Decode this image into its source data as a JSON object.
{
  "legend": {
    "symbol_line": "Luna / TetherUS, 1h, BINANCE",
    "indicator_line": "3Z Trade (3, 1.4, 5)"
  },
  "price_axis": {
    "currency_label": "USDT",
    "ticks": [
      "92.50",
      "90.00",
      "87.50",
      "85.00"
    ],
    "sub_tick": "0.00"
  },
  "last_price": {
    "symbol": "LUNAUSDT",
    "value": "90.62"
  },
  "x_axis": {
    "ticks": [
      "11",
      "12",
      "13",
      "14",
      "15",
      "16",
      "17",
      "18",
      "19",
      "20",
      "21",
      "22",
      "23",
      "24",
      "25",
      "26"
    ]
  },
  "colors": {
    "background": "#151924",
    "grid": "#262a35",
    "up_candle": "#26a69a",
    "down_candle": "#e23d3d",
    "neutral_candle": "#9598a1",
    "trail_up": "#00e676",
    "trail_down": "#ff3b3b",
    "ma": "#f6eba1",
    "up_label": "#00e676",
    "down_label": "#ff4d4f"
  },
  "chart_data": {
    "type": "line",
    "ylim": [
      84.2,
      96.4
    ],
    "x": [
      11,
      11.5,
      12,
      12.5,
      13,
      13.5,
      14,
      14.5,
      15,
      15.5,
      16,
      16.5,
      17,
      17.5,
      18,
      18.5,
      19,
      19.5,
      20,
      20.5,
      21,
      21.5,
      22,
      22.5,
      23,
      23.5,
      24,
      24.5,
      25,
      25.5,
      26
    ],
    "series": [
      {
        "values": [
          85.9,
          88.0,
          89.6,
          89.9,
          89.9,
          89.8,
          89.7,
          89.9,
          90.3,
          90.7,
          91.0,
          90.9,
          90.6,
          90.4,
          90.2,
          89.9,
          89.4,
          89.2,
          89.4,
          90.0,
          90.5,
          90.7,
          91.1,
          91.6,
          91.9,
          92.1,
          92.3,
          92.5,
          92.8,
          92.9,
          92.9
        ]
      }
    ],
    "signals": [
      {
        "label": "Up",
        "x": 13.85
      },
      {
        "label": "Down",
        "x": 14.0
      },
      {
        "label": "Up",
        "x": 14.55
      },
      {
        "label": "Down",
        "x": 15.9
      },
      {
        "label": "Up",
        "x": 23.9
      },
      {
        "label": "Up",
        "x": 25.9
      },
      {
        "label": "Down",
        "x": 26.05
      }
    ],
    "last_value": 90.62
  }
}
+ + + + +
Problem to solve: Your task is to reproduce the whole listing exactly.

Full response:
Decode this image into its source data as a JSON object.
{
  "legend": {
    "symbol_line": "Luna / TetherUS, 1h, BINANCE",
    "indicator_line": "3Z Trade (3, 1.4, 5)"
  },
  "price_axis": {
    "currency_label": "USDT",
    "ticks": [
      "92.50",
      "90.00",
      "87.50",
      "85.00"
    ],
    "sub_tick": "0.00"
  },
  "last_price": {
    "symbol": "LUNAUSDT",
    "value": "90.62"
  },
  "x_axis": {
    "ticks": [
      "11",
      "12",
      "13",
      "14",
      "15",
      "16",
      "17",
      "18",
      "19",
      "20",
      "21",
      "22",
      "23",
      "24",
      "25",
      "26"
    ]
  },
  "colors": {
    "background": "#151924",
    "grid": "#262a35",
    "up_candle": "#26a69a",
    "down_candle": "#e23d3d",
    "neutral_candle": "#9598a1",
    "trail_up": "#00e676",
    "trail_down": "#ff3b3b",
    "ma": "#f6eba1",
    "up_label": "#00e676",
    "down_label": "#ff4d4f"
  },
  "chart_data": {
    "type": "line",
    "ylim": [
      84.2,
      96.4
    ],
    "x": [
      11,
      11.5,
      12,
      12.5,
      13,
      13.5,
      14,
      14.5,
      15,
      15.5,
      16,
      16.5,
      17,
      17.5,
      18,
      18.5,
      19,
      19.5,
      20,
      20.5,
      21,
      21.5,
      22,
      22.5,
      23,
      23.5,
      24,
      24.5,
      25,
      25.5,
      26
    ],
    "series": [
      {
        "values": [
          85.9,
          88.0,
          89.6,
          89.9,
          89.9,
          89.8,
          89.7,
          89.9,
          90.3,
          90.7,
          91.0,
          90.9,
          90.6,
          90.4,
          90.2,
          89.9,
          89.4,
          89.2,
          89.4,
          90.0,
          90.5,
          90.7,
          91.1,
          91.6,
          91.9,
          92.1,
          92.3,
          92.5,
          92.8,
          92.9,
          92.9
        ]
      }
    ],
    "signals": [
      {
        "label": "Up",
        "x": 13.85
      },
      {
        "label": "Down",
        "x": 14.0
      },
      {
        "label": "Up",
        "x": 14.55
      },
      {
        "label": "Down",
        "x": 15.9
      },
      {
        "label": "Up",
        "x": 23.9
      },
      {
        "label": "Up",
        "x": 25.9
      },
      {
        "label": "Down",
        "x": 26.05
      }
    ],
    "last_value": 90.62
  }
}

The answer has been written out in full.